PARADIGMA PERUBAHAN DOKUMEN PERENCANAAN PEMBANGUNAN NASIONAL
Oleh : Empi Muslion.JB
===============================
Undang-Undang
Dasar Negara Republik Indonesia Tahun 1945 yang merupakan landasan
konstitusional penyelenggaraan negara, dalam waktu relatif singkat (1999-2002),
telah mengalami 4 (empat) kali perubahan. Dengan berlakunya amandemen
UUD 1945 tersebut, telah terjadi perubahan dalam pengelolaan
pembangunan, yaitu : (1) penguatan kedudukan lembaga
legislatif dalam penyusunan Anggaran Pendapatan dan Belanja Negara
(APBN); (2) ditiadakannya Garis-Garis Besar Haluan Negara (GBHN) sebagai
pedoman penyusunan rencana pembangunan nasional; dan (3) diperkuatnya otonomi daerah dan desentralisasi pemerintahan dalam Negara Kesatuan Republik Indonesia.
Mengenai dokumen perencanaan pembangunan nasional yang selama ini dilaksanakan
dalam praktek ketatanegaraan adalah dalam bentuk GBHN yang ditetapkan
oleh Majelis Permusyawaratan Rakyat Republik Indonesia (MPR-RI)
Ketetapan MPR ini menjadi landasan hukum bagi Presiden untuk dijabarkan
dalam bentuk Rencana Pembangunan Lima Tahunan dengan memperhatikan saran
DPR, sekarang tidak ada lagi.
Instrumen
dokumen perencanaan pembangunan nasional yang dimiliki oleh bangsa
Indonesia sebagai acuan utama dalam memformat dan menata sebuah bangsa,
mengalami dinamika sesuai dengan perkembangan dan perubahan zaman.
Perubahan mendasar yang terjadi adalah semenjak bergulirnya bola
reformasi, seperti dilakukannya amandemen UUD 1945, demokratisasi yang
melahirkan penguatan desentralisasi dan otonomi daerah (UU Nomor 22/1999
dan UU Nomor 25/1999 yang telah diganti dengan UU Nomor 32/2004 dan UU
Nomor 33/2004), UU Nomor 17 tahun 2003 tentang Keuangan Negara, UU Nomor
23 tahun 2003 tentang Pemilihan Umum Presiden dan Wakil Presiden,
penguatan prinsip-prinsip Good Governance : transparansi,
akuntabilitas, partisipasi, bebas KKN, pelayanan publik yang lebih baik.
Disamping itu dokumen perencanaan pembangunan nasional juga dipengaruhi
oleh desakan gelombang globalisasi (AFTA, WTO, dsb) dan perubahan peta
geopolitik dunia pasca tragedi 11 September 2001.
····················
Kumpulan Tugas>
1. Apakah setiap pernyataan berikut sesuai dengan teks tentang perencanaan pembangunan nasional? Jawab ya atau tidak untuk masing-masing, disertai kutipan persis dari teks yang menjadi penentunya.
(a) UUD 1945 diubah empat kali dalam kurun 1999–2002.
(b) GBHN ditetapkan oleh DPR.
(c) Dokumen perencanaan pembangunan nasional turut dipengaruhi oleh globalisasi, misalnya AFTA dan WTO.
2. Ganti "praktek" dengan "praktik" pada teks tentang perencanaan pembangunan nasional, lalu tuliskan kembali bagiannya antara "Mengenai dokumen perencanaan" dan "Republik Indonesia (MPR-RI)", termasuk keduanya.
3. Tolong lanjutkan teks tentang perencanaan pembangunan nasional mulai dari kalimat terakhir yang ada.

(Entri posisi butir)
····················
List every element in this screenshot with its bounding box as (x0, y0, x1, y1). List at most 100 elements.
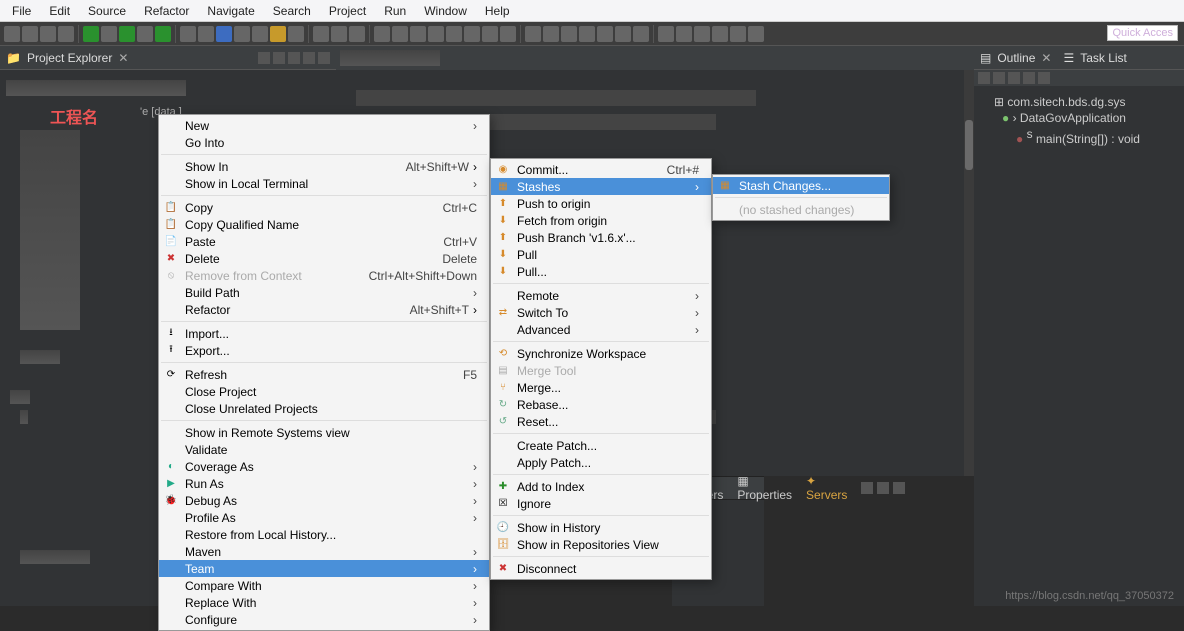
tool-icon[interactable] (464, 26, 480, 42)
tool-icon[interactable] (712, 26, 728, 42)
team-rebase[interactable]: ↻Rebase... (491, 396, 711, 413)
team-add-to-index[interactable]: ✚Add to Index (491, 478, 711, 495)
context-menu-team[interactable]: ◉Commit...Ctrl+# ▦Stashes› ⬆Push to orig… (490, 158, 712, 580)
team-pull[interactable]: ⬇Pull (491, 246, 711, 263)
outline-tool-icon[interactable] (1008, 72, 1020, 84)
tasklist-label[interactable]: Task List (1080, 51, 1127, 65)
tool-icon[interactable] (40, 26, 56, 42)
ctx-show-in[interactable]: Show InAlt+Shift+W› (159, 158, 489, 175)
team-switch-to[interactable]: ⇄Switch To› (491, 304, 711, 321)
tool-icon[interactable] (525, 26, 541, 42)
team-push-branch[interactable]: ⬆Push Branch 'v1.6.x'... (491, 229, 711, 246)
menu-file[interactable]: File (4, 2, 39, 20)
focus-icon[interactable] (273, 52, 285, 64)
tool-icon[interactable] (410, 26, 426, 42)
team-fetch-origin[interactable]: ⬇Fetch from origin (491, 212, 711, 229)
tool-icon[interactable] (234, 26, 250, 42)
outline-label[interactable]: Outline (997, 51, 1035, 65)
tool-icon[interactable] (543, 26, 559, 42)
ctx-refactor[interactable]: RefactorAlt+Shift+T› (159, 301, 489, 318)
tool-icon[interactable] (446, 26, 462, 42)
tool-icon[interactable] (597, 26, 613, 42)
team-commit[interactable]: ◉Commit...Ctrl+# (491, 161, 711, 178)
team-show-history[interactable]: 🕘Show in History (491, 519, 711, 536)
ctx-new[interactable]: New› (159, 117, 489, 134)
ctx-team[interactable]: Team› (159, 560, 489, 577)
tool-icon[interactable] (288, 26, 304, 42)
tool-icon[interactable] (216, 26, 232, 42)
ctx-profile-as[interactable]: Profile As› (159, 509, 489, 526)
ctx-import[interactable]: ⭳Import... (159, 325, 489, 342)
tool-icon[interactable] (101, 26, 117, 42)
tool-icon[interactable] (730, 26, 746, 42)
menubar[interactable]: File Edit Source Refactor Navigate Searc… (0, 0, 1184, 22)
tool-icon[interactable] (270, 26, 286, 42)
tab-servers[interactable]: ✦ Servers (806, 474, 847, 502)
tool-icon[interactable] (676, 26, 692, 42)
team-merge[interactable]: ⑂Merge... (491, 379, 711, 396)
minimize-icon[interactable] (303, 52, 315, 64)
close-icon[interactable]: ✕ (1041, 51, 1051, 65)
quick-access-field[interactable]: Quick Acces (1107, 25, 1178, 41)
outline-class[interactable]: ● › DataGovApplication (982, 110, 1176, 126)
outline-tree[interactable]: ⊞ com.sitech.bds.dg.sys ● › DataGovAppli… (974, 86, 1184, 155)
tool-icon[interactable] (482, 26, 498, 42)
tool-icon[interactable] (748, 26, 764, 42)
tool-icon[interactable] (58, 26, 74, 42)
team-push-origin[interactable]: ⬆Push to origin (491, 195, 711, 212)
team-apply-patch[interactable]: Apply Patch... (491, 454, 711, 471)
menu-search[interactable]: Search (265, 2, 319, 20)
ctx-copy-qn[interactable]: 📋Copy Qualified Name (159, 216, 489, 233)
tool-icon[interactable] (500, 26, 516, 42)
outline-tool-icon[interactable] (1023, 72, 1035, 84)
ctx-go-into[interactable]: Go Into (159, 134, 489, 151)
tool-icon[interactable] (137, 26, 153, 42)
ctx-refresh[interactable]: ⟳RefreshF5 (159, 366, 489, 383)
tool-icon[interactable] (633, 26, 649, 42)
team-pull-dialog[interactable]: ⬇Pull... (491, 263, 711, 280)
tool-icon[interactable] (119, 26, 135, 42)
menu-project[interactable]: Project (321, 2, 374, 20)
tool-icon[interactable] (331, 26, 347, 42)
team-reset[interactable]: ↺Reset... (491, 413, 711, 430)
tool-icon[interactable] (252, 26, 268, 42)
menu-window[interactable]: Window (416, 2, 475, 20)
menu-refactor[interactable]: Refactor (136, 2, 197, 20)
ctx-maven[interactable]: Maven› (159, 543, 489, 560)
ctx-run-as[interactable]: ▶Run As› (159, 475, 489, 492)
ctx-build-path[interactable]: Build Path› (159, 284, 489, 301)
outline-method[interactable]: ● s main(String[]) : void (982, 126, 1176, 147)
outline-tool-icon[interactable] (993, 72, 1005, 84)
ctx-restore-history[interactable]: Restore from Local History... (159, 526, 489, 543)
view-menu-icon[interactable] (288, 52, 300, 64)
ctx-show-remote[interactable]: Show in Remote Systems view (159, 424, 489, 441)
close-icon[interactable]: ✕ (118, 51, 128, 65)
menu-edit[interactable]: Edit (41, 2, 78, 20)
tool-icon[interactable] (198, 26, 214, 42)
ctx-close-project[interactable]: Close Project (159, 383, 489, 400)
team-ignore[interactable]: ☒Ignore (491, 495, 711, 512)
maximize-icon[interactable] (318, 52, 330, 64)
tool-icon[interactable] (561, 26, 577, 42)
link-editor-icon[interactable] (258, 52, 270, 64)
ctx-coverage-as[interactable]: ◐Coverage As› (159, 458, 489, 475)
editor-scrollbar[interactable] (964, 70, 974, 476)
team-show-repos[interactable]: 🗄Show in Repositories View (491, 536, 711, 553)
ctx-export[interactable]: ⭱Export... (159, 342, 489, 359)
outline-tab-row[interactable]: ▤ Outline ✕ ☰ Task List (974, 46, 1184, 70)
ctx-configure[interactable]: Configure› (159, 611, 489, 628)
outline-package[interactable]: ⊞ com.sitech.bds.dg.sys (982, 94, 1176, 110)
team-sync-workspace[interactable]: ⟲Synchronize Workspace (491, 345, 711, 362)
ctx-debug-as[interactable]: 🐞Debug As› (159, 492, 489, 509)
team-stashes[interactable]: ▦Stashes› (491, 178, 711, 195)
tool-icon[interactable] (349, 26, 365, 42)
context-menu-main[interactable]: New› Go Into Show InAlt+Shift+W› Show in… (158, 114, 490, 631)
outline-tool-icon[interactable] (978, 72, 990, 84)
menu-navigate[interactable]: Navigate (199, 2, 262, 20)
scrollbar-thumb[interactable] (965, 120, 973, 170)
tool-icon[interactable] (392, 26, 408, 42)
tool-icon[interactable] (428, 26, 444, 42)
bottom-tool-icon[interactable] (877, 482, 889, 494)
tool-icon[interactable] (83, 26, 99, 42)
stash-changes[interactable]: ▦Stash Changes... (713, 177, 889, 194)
····················
Jawaban>
1.
(a) Ya: "dalam waktu relatif singkat (1999-2002), telah mengalami 4 (empat) kali perubahan"
(b) Tidak: "GBHN yang ditetapkan oleh Majelis Permusyawaratan Rakyat Republik Indonesia (MPR-RI)"
(c) Ya: "dokumen perencanaan pembangunan nasional juga dipengaruhi oleh desakan gelombang globalisasi (AFTA, WTO, dsb)"

2.
Mengenai dokumen perencanaan pembangunan nasional yang selama ini dilaksanakan
dalam praktik ketatanegaraan adalah dalam bentuk GBHN yang ditetapkan
oleh Majelis Permusyawaratan Rakyat Republik Indonesia (MPR-RI)

3.
Perjalanan
dokumen perencanaan pembangunan nasional sebagai kompas pembangunan
sebuah bangsa, perkembangannya secara garis besar dapat dilihat dalam
beberapa periode yakni :
Dokumen perencanaan periode 1958-1967
Pada masa pemerintahan presiden Soekarno (Orde Lama) antara tahun
1959-1967, MPR Sementara (MPRS) menetapkan sedikitnya tiga ketetapan
yang menjadi dasar perencanaan nasional yaitu TAP MPRS No.I/MPRS/1960
tentang Manifesto Politik republik Indonesia sebagai Garis-Garis Besar
Haluan Negara, TAP MPRS No.II/MPRS/1960 tentang Garis-Garis Besar Pola
Pembangunan Nasional Semesta Berencana 1961-1969, dan Ketetapan MPRS
No.IV/MPRS/1963 tentang Pedoman-Pedoman Pelaksanaan Garis-Garis Besar
Haluan Negara dan Haluan Pembangunan.
Dokumen perencanaan periode 1968-1998
Landasan
bagi perencanaan pembangunan nasional periode 1968-1998 adalah
ketetapan MPR dalam bentuk GBHN. GBHN menjadi landasan hukum perencanaan
pembangunan bagi presiden untuk menjabarkannya dalam bentuk Rencana
Pembangunan Lima Tahunan (Repelita), proses penyusunannya sangat
sentralistik dan bersifat Top-Down, adapun lembaga pembuat perencanaan
sangat didominasi oleh pemerintah pusat dan bersifat ekslusif.
Pemerintah Daerah dan masyarakat sebagai subjek utama out-put
perencanaan kurang dilibatkan secara aktif. Perencanaan dibuat secara
seragam, daerah harus mengacu kepada perencanaan yang dibuat oleh
pemerintah pusat walaupun banyak kebijakan tersebut tidak bisa
dilaksanakan di daerah. Akibatnya mematikan inovasi dan kreatifitas
daerah dalam memajukan dan mensejahterakan masyarakatnya. Distribusi
anggaran negara ibarat piramida terbalik, sedangkan komposisi masyarakat
sebagai penikmat anggaran adalah piramida seutuhnya.
Sebenarnya
pola perencanaan melalui pendekatan sentralistik/top-down diawal
membangun sebuah bangsa adalah sesuatu hal yang sangat baik, namun pola
sentralistik tersebut terlambat untuk direposisi walaupun semangat
perubahan dan otonomi daerah telah ada jauh sebelum dinamika reformasi
terjadi.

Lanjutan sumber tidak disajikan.